Text passage.
***
SA_IMMUTABLE and the hazards of messing with signals

Posted Dec 22, 2021 2:16 UTC (Wed) by roc (subscriber, #30627) [Link] (6 responses)

> Bear in mind that this type of "reverse dependency testing" also incurs a maintenance burden; for example, any flakes in the rr test suite suddenly become flakes that kernel maintainers need to deal with. There's questions of versioning (pin to rr commit or track git main), build system, etc.

This is all true too.

Ideally there would be a standard test harness and repository for user-space tests of kernel APIs, and we would be able to merge tests from rr into that system. We wouldn't have to merge all of them, and we could run them hundreds of times pre-merge and reject any that failed even once. But as far as I know that harness and repository don't actually exist. Or am I wrong?

Kernel API test harnesses

Posted Dec 22, 2021 3:01 UTC (Wed) by corbet (editor, #1) [Link] (5 responses)

kselftest is probably the droid you are looking for here. I am sure they would welcome contributions!

The Linux Test Project might also be a good home.

Kernel API test harnesses

Posted Dec 22, 2021 9:41 UTC (Wed) by roc (subscriber, #30627) [Link] (4 responses)

Thanks.

Thinking about it some more, I guess I was wrong to suggest that merging rr tests into an existing test framework makes sense. Maybe 0-Day CI is the place for this after all.

Kernel API test harnesses

Posted Dec 22, 2021 14:09 UTC (Wed) by corbet (editor, #1) [Link] (3 responses)

Getting tests merged into kselftest is a good way to get them run in a number of the current testing operations, including those that run for stable kernel candidates.

Kernel API test harnesses

Posted Dec 22, 2021 20:59 UTC (Wed) by roc (subscriber, #30627) [Link] (2 responses)

Yeah, but you wouldn't want to merge a copy of rr itself into kselftest, and that's what would be needed.
***
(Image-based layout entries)

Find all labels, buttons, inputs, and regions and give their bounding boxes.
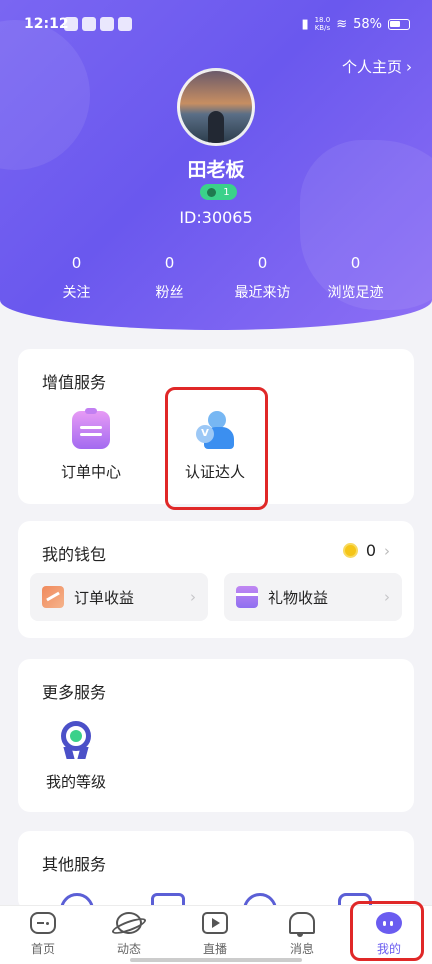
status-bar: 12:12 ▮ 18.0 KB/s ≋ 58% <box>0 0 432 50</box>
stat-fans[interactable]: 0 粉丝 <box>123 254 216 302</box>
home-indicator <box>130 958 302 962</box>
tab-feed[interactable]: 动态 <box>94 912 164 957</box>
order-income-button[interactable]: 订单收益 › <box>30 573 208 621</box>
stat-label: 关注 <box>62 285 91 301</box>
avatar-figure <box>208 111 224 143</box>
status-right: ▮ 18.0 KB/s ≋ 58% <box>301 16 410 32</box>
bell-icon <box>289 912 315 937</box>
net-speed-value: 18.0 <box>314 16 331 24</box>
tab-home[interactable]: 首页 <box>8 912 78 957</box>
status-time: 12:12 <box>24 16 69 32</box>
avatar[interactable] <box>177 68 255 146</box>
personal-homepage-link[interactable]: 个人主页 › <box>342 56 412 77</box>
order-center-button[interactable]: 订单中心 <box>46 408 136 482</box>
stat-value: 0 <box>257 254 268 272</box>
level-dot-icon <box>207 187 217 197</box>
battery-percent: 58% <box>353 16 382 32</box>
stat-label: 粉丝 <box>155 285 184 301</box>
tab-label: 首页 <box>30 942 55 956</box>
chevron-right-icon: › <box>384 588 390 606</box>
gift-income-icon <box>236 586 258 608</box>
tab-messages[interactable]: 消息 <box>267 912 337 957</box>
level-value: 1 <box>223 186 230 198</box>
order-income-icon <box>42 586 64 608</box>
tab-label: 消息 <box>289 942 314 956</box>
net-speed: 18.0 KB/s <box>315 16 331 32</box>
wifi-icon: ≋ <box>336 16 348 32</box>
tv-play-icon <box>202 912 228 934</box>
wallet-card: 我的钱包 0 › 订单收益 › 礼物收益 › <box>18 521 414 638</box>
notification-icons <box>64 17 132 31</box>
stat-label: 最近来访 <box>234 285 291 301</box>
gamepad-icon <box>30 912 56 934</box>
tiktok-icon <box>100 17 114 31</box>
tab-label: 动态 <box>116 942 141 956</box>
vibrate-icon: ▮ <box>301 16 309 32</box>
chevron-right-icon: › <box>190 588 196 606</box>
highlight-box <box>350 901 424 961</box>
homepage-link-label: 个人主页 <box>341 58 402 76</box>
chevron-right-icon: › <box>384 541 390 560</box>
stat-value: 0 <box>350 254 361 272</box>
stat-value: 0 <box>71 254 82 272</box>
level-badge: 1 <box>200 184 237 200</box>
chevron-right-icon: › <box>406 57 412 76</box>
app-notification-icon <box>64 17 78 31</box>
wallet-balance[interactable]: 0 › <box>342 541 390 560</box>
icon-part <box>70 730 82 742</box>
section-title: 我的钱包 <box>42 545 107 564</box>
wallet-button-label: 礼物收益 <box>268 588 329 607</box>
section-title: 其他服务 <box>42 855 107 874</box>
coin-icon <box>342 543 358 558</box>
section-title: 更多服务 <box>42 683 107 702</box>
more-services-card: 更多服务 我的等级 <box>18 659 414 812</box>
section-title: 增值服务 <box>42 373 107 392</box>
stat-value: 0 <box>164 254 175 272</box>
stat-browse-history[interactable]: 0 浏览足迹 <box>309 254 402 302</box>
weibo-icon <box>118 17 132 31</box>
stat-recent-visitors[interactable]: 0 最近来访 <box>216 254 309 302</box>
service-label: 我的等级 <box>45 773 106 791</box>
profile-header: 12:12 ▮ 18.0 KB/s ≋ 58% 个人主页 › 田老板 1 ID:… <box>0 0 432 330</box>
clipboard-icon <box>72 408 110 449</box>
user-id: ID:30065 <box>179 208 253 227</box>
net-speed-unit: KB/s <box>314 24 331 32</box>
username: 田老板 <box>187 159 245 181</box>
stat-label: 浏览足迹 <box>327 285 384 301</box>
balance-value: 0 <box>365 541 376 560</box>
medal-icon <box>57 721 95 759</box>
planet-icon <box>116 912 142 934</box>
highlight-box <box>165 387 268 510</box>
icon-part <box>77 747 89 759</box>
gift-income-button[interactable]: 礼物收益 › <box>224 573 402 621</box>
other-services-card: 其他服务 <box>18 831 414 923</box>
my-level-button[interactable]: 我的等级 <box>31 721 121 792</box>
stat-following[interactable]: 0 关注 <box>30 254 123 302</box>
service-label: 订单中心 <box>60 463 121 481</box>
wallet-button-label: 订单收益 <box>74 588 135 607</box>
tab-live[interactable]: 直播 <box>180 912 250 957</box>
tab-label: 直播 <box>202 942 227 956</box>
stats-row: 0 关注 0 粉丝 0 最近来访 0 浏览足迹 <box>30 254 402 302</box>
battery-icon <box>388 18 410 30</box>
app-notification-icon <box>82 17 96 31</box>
***
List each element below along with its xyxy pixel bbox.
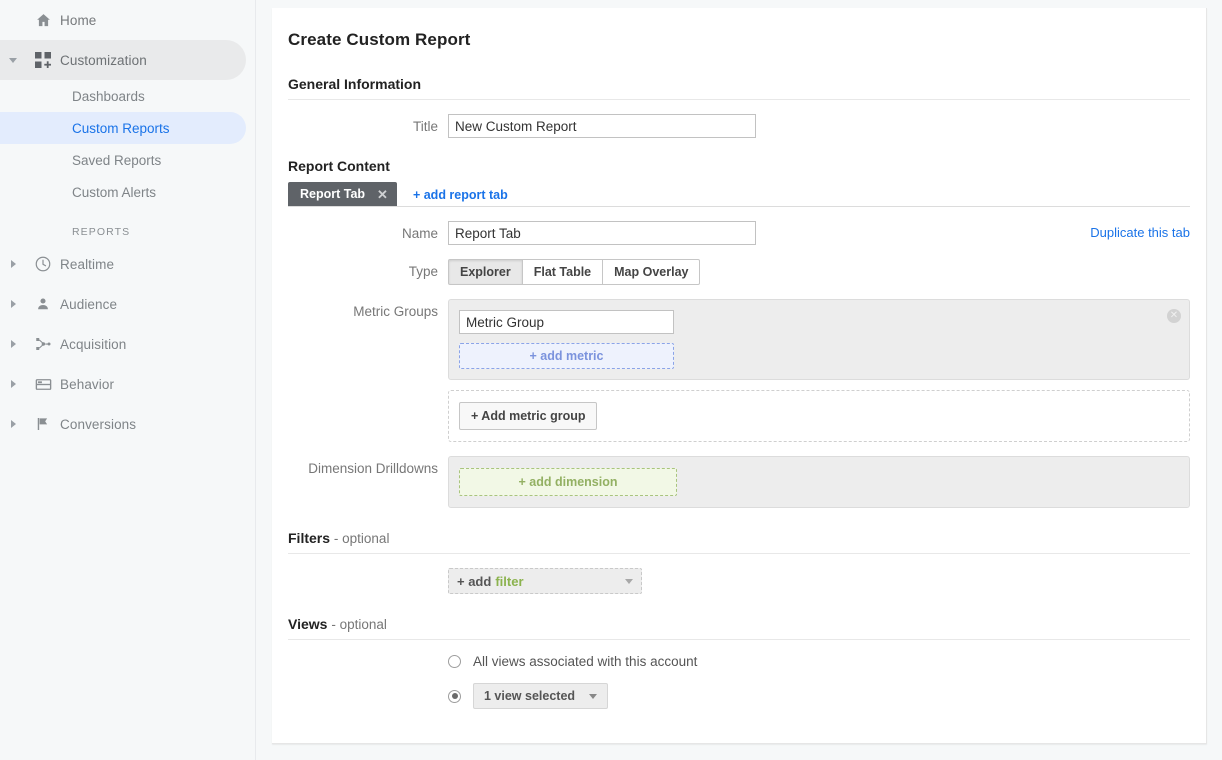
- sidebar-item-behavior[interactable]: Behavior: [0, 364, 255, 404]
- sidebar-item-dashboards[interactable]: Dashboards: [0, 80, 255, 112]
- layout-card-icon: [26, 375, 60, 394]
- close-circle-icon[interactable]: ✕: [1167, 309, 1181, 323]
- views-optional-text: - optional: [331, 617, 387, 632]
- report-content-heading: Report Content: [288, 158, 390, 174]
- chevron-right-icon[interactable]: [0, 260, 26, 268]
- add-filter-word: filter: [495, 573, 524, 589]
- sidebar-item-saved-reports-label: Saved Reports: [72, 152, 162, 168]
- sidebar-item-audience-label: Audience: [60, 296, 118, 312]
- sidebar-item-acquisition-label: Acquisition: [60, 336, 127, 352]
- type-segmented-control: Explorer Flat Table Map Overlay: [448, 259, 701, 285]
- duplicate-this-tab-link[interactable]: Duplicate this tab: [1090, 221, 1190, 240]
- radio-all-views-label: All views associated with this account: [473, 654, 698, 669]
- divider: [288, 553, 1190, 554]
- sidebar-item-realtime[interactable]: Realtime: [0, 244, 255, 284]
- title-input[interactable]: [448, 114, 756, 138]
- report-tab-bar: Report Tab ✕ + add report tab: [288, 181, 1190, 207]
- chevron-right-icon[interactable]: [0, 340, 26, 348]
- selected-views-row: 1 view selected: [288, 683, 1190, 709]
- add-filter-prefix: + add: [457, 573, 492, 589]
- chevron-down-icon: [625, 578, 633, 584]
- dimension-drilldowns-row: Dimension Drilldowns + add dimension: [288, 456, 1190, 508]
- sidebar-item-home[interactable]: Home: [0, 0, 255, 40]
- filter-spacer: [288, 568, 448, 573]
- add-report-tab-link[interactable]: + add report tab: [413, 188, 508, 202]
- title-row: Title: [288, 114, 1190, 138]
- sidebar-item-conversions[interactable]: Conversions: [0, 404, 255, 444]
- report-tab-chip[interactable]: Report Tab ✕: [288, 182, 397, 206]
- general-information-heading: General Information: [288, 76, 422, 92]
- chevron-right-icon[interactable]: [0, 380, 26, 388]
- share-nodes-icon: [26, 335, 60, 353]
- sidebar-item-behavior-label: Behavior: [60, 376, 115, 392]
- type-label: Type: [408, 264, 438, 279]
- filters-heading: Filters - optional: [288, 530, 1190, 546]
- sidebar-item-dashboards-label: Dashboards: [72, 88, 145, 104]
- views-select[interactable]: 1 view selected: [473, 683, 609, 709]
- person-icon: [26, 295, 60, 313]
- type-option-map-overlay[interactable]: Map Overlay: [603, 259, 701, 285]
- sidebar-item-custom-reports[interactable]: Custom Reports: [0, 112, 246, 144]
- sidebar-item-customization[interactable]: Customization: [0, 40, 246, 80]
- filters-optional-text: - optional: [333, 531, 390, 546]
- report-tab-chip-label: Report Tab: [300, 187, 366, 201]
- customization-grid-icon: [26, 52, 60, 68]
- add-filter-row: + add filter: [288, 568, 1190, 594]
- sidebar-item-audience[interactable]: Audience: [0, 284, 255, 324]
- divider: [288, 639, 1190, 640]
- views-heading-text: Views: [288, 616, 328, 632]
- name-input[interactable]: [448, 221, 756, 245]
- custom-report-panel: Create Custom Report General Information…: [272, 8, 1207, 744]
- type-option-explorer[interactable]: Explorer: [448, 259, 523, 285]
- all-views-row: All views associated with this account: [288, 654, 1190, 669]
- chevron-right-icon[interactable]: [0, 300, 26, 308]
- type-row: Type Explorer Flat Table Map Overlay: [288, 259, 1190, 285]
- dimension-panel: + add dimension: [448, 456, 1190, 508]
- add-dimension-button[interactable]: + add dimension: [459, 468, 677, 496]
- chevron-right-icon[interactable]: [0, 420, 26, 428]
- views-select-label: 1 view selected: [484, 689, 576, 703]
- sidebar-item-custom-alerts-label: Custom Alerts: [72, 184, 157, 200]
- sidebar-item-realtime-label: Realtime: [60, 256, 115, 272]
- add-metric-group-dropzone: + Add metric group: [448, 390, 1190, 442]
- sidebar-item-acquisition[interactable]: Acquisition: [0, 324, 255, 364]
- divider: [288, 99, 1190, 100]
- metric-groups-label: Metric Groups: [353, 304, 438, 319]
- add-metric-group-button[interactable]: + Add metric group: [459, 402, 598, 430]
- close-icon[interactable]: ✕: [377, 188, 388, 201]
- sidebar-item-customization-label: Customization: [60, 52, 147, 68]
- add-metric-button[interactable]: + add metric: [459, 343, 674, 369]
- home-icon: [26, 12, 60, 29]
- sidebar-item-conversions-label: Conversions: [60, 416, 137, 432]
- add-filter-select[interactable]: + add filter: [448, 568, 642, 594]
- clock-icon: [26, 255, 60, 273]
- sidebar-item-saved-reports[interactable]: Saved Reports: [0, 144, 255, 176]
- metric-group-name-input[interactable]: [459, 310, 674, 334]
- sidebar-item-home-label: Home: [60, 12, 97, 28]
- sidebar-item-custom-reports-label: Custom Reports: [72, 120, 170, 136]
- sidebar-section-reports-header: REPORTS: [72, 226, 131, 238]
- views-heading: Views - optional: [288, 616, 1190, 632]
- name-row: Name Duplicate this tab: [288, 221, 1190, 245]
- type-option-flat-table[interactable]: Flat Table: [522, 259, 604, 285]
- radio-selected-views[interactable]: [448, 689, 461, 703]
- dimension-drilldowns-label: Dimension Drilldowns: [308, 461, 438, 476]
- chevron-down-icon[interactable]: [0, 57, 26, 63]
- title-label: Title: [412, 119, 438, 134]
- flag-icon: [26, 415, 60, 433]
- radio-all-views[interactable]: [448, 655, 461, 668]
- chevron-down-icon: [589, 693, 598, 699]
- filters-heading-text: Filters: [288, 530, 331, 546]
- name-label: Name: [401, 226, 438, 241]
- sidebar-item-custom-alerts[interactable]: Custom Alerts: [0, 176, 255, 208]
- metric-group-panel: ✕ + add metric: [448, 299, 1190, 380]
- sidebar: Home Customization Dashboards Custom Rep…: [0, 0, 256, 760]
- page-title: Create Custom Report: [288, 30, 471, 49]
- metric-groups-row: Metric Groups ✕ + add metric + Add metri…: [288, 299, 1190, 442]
***
Problems.
[1] In the forum thread on kernel API test harnesses, which two places does corbet suggest as homes for user-space tests of kernel APIs?
[2] Go on with the forum thread on kernel API test harnesses from the point where it stops.
These records were taken from a different source than the text.

Answers per task.
[1] kselftest and the Linux Test Project.

[2]
Most rr tests are small programs that exercise certain kernel functionality. Running the test requires recording execution of the small program, followed by replaying it, and we verify that the replay worked correctly. Some of the kernel regressions rr caught could have been detected just by running the small programs normally --- because the kernel functionality they use regressed --- and those could be trivially added to kselftest. But many of the kernel regressions rr caught were related to ptrace, signals, etc that were exercised by rr itself.

rr isn't huge (50K-ish lines) but it's written in C++ and I doubt it would be acceptable to paste it into the kernel tree.

I think 0-Day-CI is really the right approach here. But do test failures there block kernel "stable" releases?

Kernel API test harnesses

Posted Dec 22, 2021 21:10 UTC (Wed) by corbet (editor, #1) [Link] (1 responses)

My suggestion would be to submit tests that only run if rr is available. But I'm not the kselftest maintainer, so I can't guarantee they would accept such a thing; some of those folks have been known to read here, maybe they could speak up.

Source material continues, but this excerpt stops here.